# GOAL OF THE EXERCISE:
Output the material exactly, but drop every image it holds.

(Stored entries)

····················

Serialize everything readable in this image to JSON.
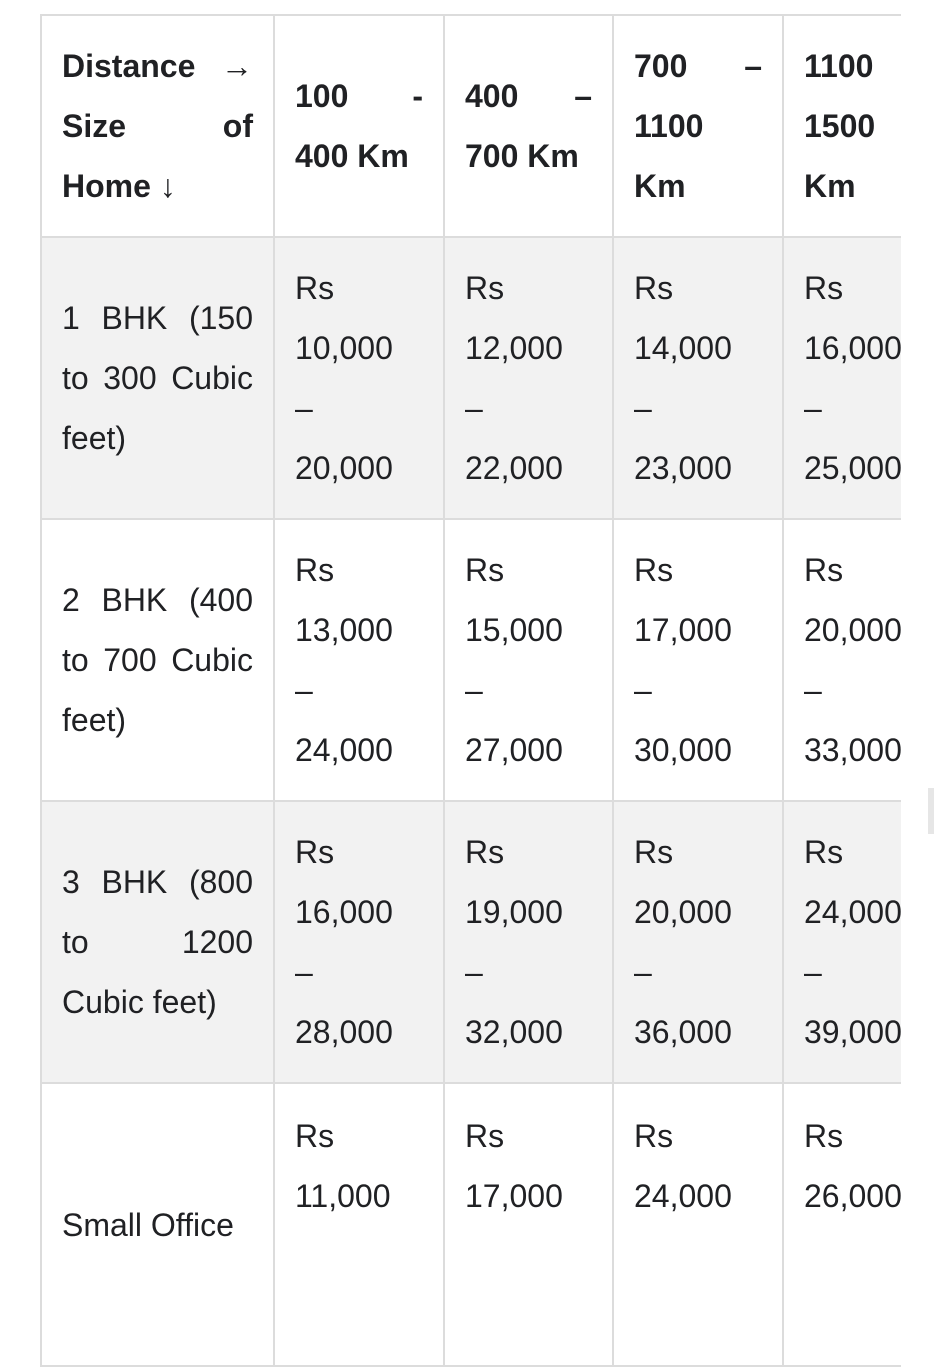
{
  "table": {
    "headers": [
      "Distance → Size of Home ↓",
      "100 - 400 Km",
      "400 – 700 Km",
      "700 – 1100 Km",
      "1100 1500 Km"
    ],
    "rows": [
      {
        "size": "1 BHK (150 to 300 Cubic feet)",
        "prices": [
          "Rs 10,000 – 20,000",
          "Rs 12,000 – 22,000",
          "Rs 14,000 – 23,000",
          "Rs 16,000 – 25,000"
        ]
      },
      {
        "size": "2 BHK (400 to 700 Cubic feet)",
        "prices": [
          "Rs 13,000 – 24,000",
          "Rs 15,000 – 27,000",
          "Rs 17,000 – 30,000",
          "Rs 20,000 – 33,000"
        ]
      },
      {
        "size": "3 BHK (800 to 1200 Cubic feet)",
        "prices": [
          "Rs 16,000 – 28,000",
          "Rs 19,000 – 32,000",
          "Rs 20,000 – 36,000",
          "Rs 24,000 – 39,000"
        ]
      },
      {
        "size": "Small Office",
        "prices": [
          "Rs 11,000",
          "Rs 17,000",
          "Rs 24,000",
          "Rs 26,000"
        ]
      }
    ]
  },
  "colors": {
    "border": "#dcdcdc",
    "stripe": "#f2f2f2",
    "text": "#202124"
  }
}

····················

# RESULT BELOW:
Serialize everything readable in this image to JSON.
{
  "table": {
    "headers": [
      "Distance → Size of Home ↓",
      "100 - 400 Km",
      "400 – 700 Km",
      "700 – 1100 Km",
      "1100 1500 Km"
    ],
    "rows": [
      {
        "size": "1 BHK (150 to 300 Cubic feet)",
        "prices": [
          "Rs 10,000 – 20,000",
          "Rs 12,000 – 22,000",
          "Rs 14,000 – 23,000",
          "Rs 16,000 – 25,000"
        ]
      },
      {
        "size": "2 BHK (400 to 700 Cubic feet)",
        "prices": [
          "Rs 13,000 – 24,000",
          "Rs 15,000 – 27,000",
          "Rs 17,000 – 30,000",
          "Rs 20,000 – 33,000"
        ]
      },
      {
        "size": "3 BHK (800 to 1200 Cubic feet)",
        "prices": [
          "Rs 16,000 – 28,000",
          "Rs 19,000 – 32,000",
          "Rs 20,000 – 36,000",
          "Rs 24,000 – 39,000"
        ]
      },
      {
        "size": "Small Office",
        "prices": [
          "Rs 11,000",
          "Rs 17,000",
          "Rs 24,000",
          "Rs 26,000"
        ]
      }
    ]
  },
  "colors": {
    "border": "#dcdcdc",
    "stripe": "#f2f2f2",
    "text": "#202124"
  }
}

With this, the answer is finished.